*AIM*: Send each entry back exactly as given, pictures excluded.

════════

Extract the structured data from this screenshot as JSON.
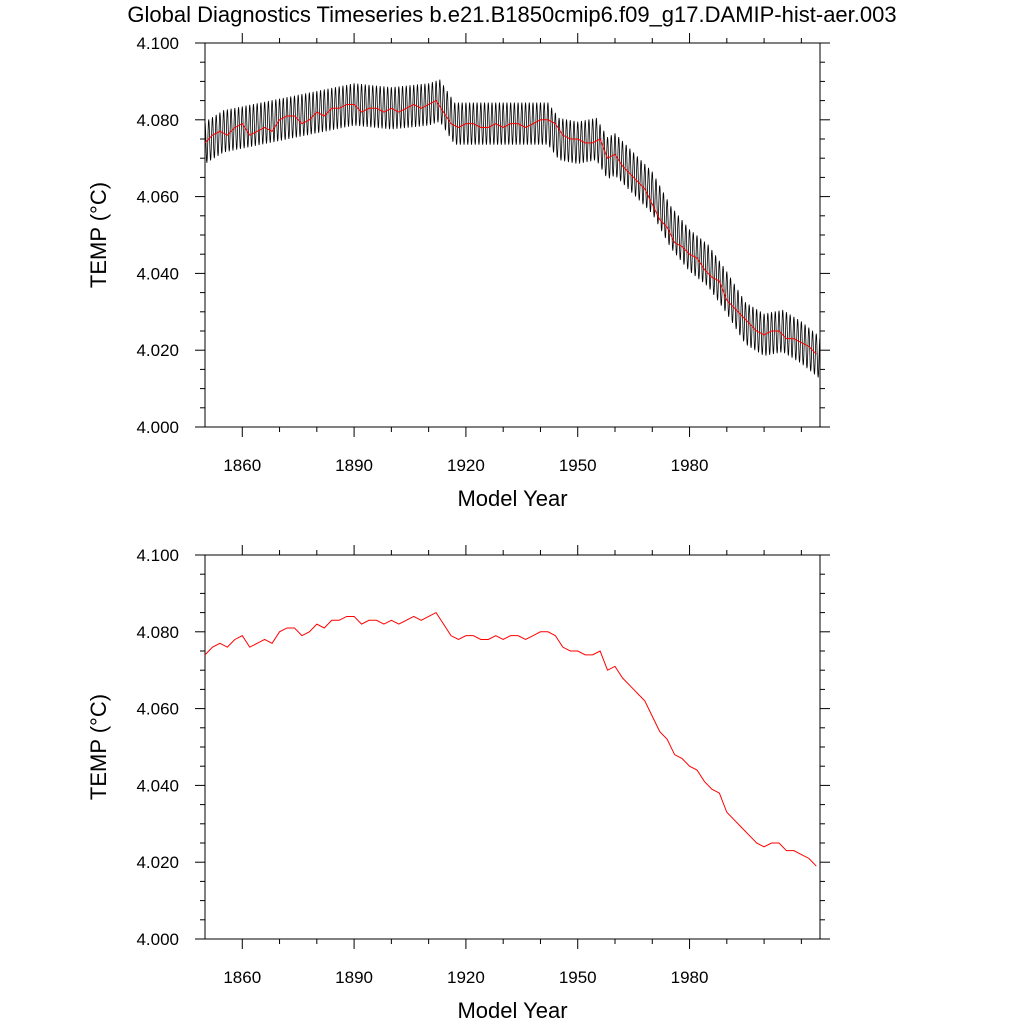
{
  "title": "Global Diagnostics Timeseries b.e21.B1850cmip6.f09_g17.DAMIP-hist-aer.003",
  "colors": {
    "raw": "#000000",
    "smooth": "#ff0000",
    "axis": "#000000"
  },
  "chart_data": [
    {
      "type": "line",
      "xlabel": "Model Year",
      "ylabel": "TEMP (°C)",
      "xlim": [
        1850,
        2015
      ],
      "ylim": [
        4.0,
        4.1
      ],
      "xticks": [
        1860,
        1890,
        1920,
        1950,
        1980
      ],
      "xtick_labels": [
        "1860",
        "1890",
        "1920",
        "1950",
        "1980"
      ],
      "yticks": [
        4.0,
        4.02,
        4.04,
        4.06,
        4.08,
        4.1
      ],
      "ytick_labels": [
        "4.000",
        "4.020",
        "4.040",
        "4.060",
        "4.080",
        "4.100"
      ],
      "grid": false,
      "series": [
        {
          "role": "monthly",
          "color": "#000000",
          "seasonal_amplitude": 0.0055,
          "x": [
            1850,
            1855,
            1860,
            1870,
            1880,
            1890,
            1900,
            1910,
            1913,
            1917,
            1925,
            1935,
            1942,
            1945,
            1950,
            1955,
            1958,
            1960,
            1965,
            1970,
            1975,
            1980,
            1985,
            1990,
            1995,
            2000,
            2005,
            2010,
            2015
          ],
          "y": [
            4.074,
            4.077,
            4.078,
            4.08,
            4.082,
            4.084,
            4.083,
            4.084,
            4.085,
            4.079,
            4.079,
            4.079,
            4.079,
            4.075,
            4.074,
            4.075,
            4.07,
            4.071,
            4.066,
            4.061,
            4.052,
            4.046,
            4.042,
            4.035,
            4.027,
            4.024,
            4.025,
            4.022,
            4.018
          ]
        },
        {
          "role": "annual-mean",
          "color": "#ff0000",
          "x": [
            1850,
            1852,
            1854,
            1856,
            1858,
            1860,
            1862,
            1864,
            1866,
            1868,
            1870,
            1872,
            1874,
            1876,
            1878,
            1880,
            1882,
            1884,
            1886,
            1888,
            1890,
            1892,
            1894,
            1896,
            1898,
            1900,
            1902,
            1904,
            1906,
            1908,
            1910,
            1912,
            1914,
            1916,
            1918,
            1920,
            1922,
            1924,
            1926,
            1928,
            1930,
            1932,
            1934,
            1936,
            1938,
            1940,
            1942,
            1944,
            1946,
            1948,
            1950,
            1952,
            1954,
            1956,
            1958,
            1960,
            1962,
            1964,
            1966,
            1968,
            1970,
            1972,
            1974,
            1976,
            1978,
            1980,
            1982,
            1984,
            1986,
            1988,
            1990,
            1992,
            1994,
            1996,
            1998,
            2000,
            2002,
            2004,
            2006,
            2008,
            2010,
            2012,
            2014
          ],
          "y": [
            4.074,
            4.076,
            4.077,
            4.076,
            4.078,
            4.079,
            4.076,
            4.077,
            4.078,
            4.077,
            4.08,
            4.081,
            4.081,
            4.079,
            4.08,
            4.082,
            4.081,
            4.083,
            4.083,
            4.084,
            4.084,
            4.082,
            4.083,
            4.083,
            4.082,
            4.083,
            4.082,
            4.083,
            4.084,
            4.083,
            4.084,
            4.085,
            4.082,
            4.079,
            4.078,
            4.079,
            4.079,
            4.078,
            4.078,
            4.079,
            4.078,
            4.079,
            4.079,
            4.078,
            4.079,
            4.08,
            4.08,
            4.079,
            4.076,
            4.075,
            4.075,
            4.074,
            4.074,
            4.075,
            4.07,
            4.071,
            4.068,
            4.066,
            4.064,
            4.062,
            4.058,
            4.054,
            4.052,
            4.048,
            4.047,
            4.045,
            4.044,
            4.041,
            4.039,
            4.038,
            4.033,
            4.031,
            4.029,
            4.027,
            4.025,
            4.024,
            4.025,
            4.025,
            4.023,
            4.023,
            4.022,
            4.021,
            4.019
          ]
        }
      ]
    },
    {
      "type": "line",
      "xlabel": "Model Year",
      "ylabel": "TEMP (°C)",
      "xlim": [
        1850,
        2015
      ],
      "ylim": [
        4.0,
        4.1
      ],
      "xticks": [
        1860,
        1890,
        1920,
        1950,
        1980
      ],
      "xtick_labels": [
        "1860",
        "1890",
        "1920",
        "1950",
        "1980"
      ],
      "yticks": [
        4.0,
        4.02,
        4.04,
        4.06,
        4.08,
        4.1
      ],
      "ytick_labels": [
        "4.000",
        "4.020",
        "4.040",
        "4.060",
        "4.080",
        "4.100"
      ],
      "grid": false,
      "series": [
        {
          "role": "annual-mean",
          "color": "#ff0000",
          "x": [
            1850,
            1852,
            1854,
            1856,
            1858,
            1860,
            1862,
            1864,
            1866,
            1868,
            1870,
            1872,
            1874,
            1876,
            1878,
            1880,
            1882,
            1884,
            1886,
            1888,
            1890,
            1892,
            1894,
            1896,
            1898,
            1900,
            1902,
            1904,
            1906,
            1908,
            1910,
            1912,
            1914,
            1916,
            1918,
            1920,
            1922,
            1924,
            1926,
            1928,
            1930,
            1932,
            1934,
            1936,
            1938,
            1940,
            1942,
            1944,
            1946,
            1948,
            1950,
            1952,
            1954,
            1956,
            1958,
            1960,
            1962,
            1964,
            1966,
            1968,
            1970,
            1972,
            1974,
            1976,
            1978,
            1980,
            1982,
            1984,
            1986,
            1988,
            1990,
            1992,
            1994,
            1996,
            1998,
            2000,
            2002,
            2004,
            2006,
            2008,
            2010,
            2012,
            2014
          ],
          "y": [
            4.074,
            4.076,
            4.077,
            4.076,
            4.078,
            4.079,
            4.076,
            4.077,
            4.078,
            4.077,
            4.08,
            4.081,
            4.081,
            4.079,
            4.08,
            4.082,
            4.081,
            4.083,
            4.083,
            4.084,
            4.084,
            4.082,
            4.083,
            4.083,
            4.082,
            4.083,
            4.082,
            4.083,
            4.084,
            4.083,
            4.084,
            4.085,
            4.082,
            4.079,
            4.078,
            4.079,
            4.079,
            4.078,
            4.078,
            4.079,
            4.078,
            4.079,
            4.079,
            4.078,
            4.079,
            4.08,
            4.08,
            4.079,
            4.076,
            4.075,
            4.075,
            4.074,
            4.074,
            4.075,
            4.07,
            4.071,
            4.068,
            4.066,
            4.064,
            4.062,
            4.058,
            4.054,
            4.052,
            4.048,
            4.047,
            4.045,
            4.044,
            4.041,
            4.039,
            4.038,
            4.033,
            4.031,
            4.029,
            4.027,
            4.025,
            4.024,
            4.025,
            4.025,
            4.023,
            4.023,
            4.022,
            4.021,
            4.019
          ]
        }
      ]
    }
  ]
}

════════

*TASK RESPONSE*:
Extract the structured data from this screenshot as JSON.
{
  "title": "Global Diagnostics Timeseries b.e21.B1850cmip6.f09_g17.DAMIP-hist-aer.003",
  "colors": {
    "raw": "#000000",
    "smooth": "#ff0000",
    "axis": "#000000"
  },
  "chart_data": [
    {
      "type": "line",
      "xlabel": "Model Year",
      "ylabel": "TEMP (°C)",
      "xlim": [
        1850,
        2015
      ],
      "ylim": [
        4.0,
        4.1
      ],
      "xticks": [
        1860,
        1890,
        1920,
        1950,
        1980
      ],
      "xtick_labels": [
        "1860",
        "1890",
        "1920",
        "1950",
        "1980"
      ],
      "yticks": [
        4.0,
        4.02,
        4.04,
        4.06,
        4.08,
        4.1
      ],
      "ytick_labels": [
        "4.000",
        "4.020",
        "4.040",
        "4.060",
        "4.080",
        "4.100"
      ],
      "grid": false,
      "series": [
        {
          "role": "monthly",
          "color": "#000000",
          "seasonal_amplitude": 0.0055,
          "x": [
            1850,
            1855,
            1860,
            1870,
            1880,
            1890,
            1900,
            1910,
            1913,
            1917,
            1925,
            1935,
            1942,
            1945,
            1950,
            1955,
            1958,
            1960,
            1965,
            1970,
            1975,
            1980,
            1985,
            1990,
            1995,
            2000,
            2005,
            2010,
            2015
          ],
          "y": [
            4.074,
            4.077,
            4.078,
            4.08,
            4.082,
            4.084,
            4.083,
            4.084,
            4.085,
            4.079,
            4.079,
            4.079,
            4.079,
            4.075,
            4.074,
            4.075,
            4.07,
            4.071,
            4.066,
            4.061,
            4.052,
            4.046,
            4.042,
            4.035,
            4.027,
            4.024,
            4.025,
            4.022,
            4.018
          ]
        },
        {
          "role": "annual-mean",
          "color": "#ff0000",
          "x": [
            1850,
            1852,
            1854,
            1856,
            1858,
            1860,
            1862,
            1864,
            1866,
            1868,
            1870,
            1872,
            1874,
            1876,
            1878,
            1880,
            1882,
            1884,
            1886,
            1888,
            1890,
            1892,
            1894,
            1896,
            1898,
            1900,
            1902,
            1904,
            1906,
            1908,
            1910,
            1912,
            1914,
            1916,
            1918,
            1920,
            1922,
            1924,
            1926,
            1928,
            1930,
            1932,
            1934,
            1936,
            1938,
            1940,
            1942,
            1944,
            1946,
            1948,
            1950,
            1952,
            1954,
            1956,
            1958,
            1960,
            1962,
            1964,
            1966,
            1968,
            1970,
            1972,
            1974,
            1976,
            1978,
            1980,
            1982,
            1984,
            1986,
            1988,
            1990,
            1992,
            1994,
            1996,
            1998,
            2000,
            2002,
            2004,
            2006,
            2008,
            2010,
            2012,
            2014
          ],
          "y": [
            4.074,
            4.076,
            4.077,
            4.076,
            4.078,
            4.079,
            4.076,
            4.077,
            4.078,
            4.077,
            4.08,
            4.081,
            4.081,
            4.079,
            4.08,
            4.082,
            4.081,
            4.083,
            4.083,
            4.084,
            4.084,
            4.082,
            4.083,
            4.083,
            4.082,
            4.083,
            4.082,
            4.083,
            4.084,
            4.083,
            4.084,
            4.085,
            4.082,
            4.079,
            4.078,
            4.079,
            4.079,
            4.078,
            4.078,
            4.079,
            4.078,
            4.079,
            4.079,
            4.078,
            4.079,
            4.08,
            4.08,
            4.079,
            4.076,
            4.075,
            4.075,
            4.074,
            4.074,
            4.075,
            4.07,
            4.071,
            4.068,
            4.066,
            4.064,
            4.062,
            4.058,
            4.054,
            4.052,
            4.048,
            4.047,
            4.045,
            4.044,
            4.041,
            4.039,
            4.038,
            4.033,
            4.031,
            4.029,
            4.027,
            4.025,
            4.024,
            4.025,
            4.025,
            4.023,
            4.023,
            4.022,
            4.021,
            4.019
          ]
        }
      ]
    },
    {
      "type": "line",
      "xlabel": "Model Year",
      "ylabel": "TEMP (°C)",
      "xlim": [
        1850,
        2015
      ],
      "ylim": [
        4.0,
        4.1
      ],
      "xticks": [
        1860,
        1890,
        1920,
        1950,
        1980
      ],
      "xtick_labels": [
        "1860",
        "1890",
        "1920",
        "1950",
        "1980"
      ],
      "yticks": [
        4.0,
        4.02,
        4.04,
        4.06,
        4.08,
        4.1
      ],
      "ytick_labels": [
        "4.000",
        "4.020",
        "4.040",
        "4.060",
        "4.080",
        "4.100"
      ],
      "grid": false,
      "series": [
        {
          "role": "annual-mean",
          "color": "#ff0000",
          "x": [
            1850,
            1852,
            1854,
            1856,
            1858,
            1860,
            1862,
            1864,
            1866,
            1868,
            1870,
            1872,
            1874,
            1876,
            1878,
            1880,
            1882,
            1884,
            1886,
            1888,
            1890,
            1892,
            1894,
            1896,
            1898,
            1900,
            1902,
            1904,
            1906,
            1908,
            1910,
            1912,
            1914,
            1916,
            1918,
            1920,
            1922,
            1924,
            1926,
            1928,
            1930,
            1932,
            1934,
            1936,
            1938,
            1940,
            1942,
            1944,
            1946,
            1948,
            1950,
            1952,
            1954,
            1956,
            1958,
            1960,
            1962,
            1964,
            1966,
            1968,
            1970,
            1972,
            1974,
            1976,
            1978,
            1980,
            1982,
            1984,
            1986,
            1988,
            1990,
            1992,
            1994,
            1996,
            1998,
            2000,
            2002,
            2004,
            2006,
            2008,
            2010,
            2012,
            2014
          ],
          "y": [
            4.074,
            4.076,
            4.077,
            4.076,
            4.078,
            4.079,
            4.076,
            4.077,
            4.078,
            4.077,
            4.08,
            4.081,
            4.081,
            4.079,
            4.08,
            4.082,
            4.081,
            4.083,
            4.083,
            4.084,
            4.084,
            4.082,
            4.083,
            4.083,
            4.082,
            4.083,
            4.082,
            4.083,
            4.084,
            4.083,
            4.084,
            4.085,
            4.082,
            4.079,
            4.078,
            4.079,
            4.079,
            4.078,
            4.078,
            4.079,
            4.078,
            4.079,
            4.079,
            4.078,
            4.079,
            4.08,
            4.08,
            4.079,
            4.076,
            4.075,
            4.075,
            4.074,
            4.074,
            4.075,
            4.07,
            4.071,
            4.068,
            4.066,
            4.064,
            4.062,
            4.058,
            4.054,
            4.052,
            4.048,
            4.047,
            4.045,
            4.044,
            4.041,
            4.039,
            4.038,
            4.033,
            4.031,
            4.029,
            4.027,
            4.025,
            4.024,
            4.025,
            4.025,
            4.023,
            4.023,
            4.022,
            4.021,
            4.019
          ]
        }
      ]
    }
  ]
}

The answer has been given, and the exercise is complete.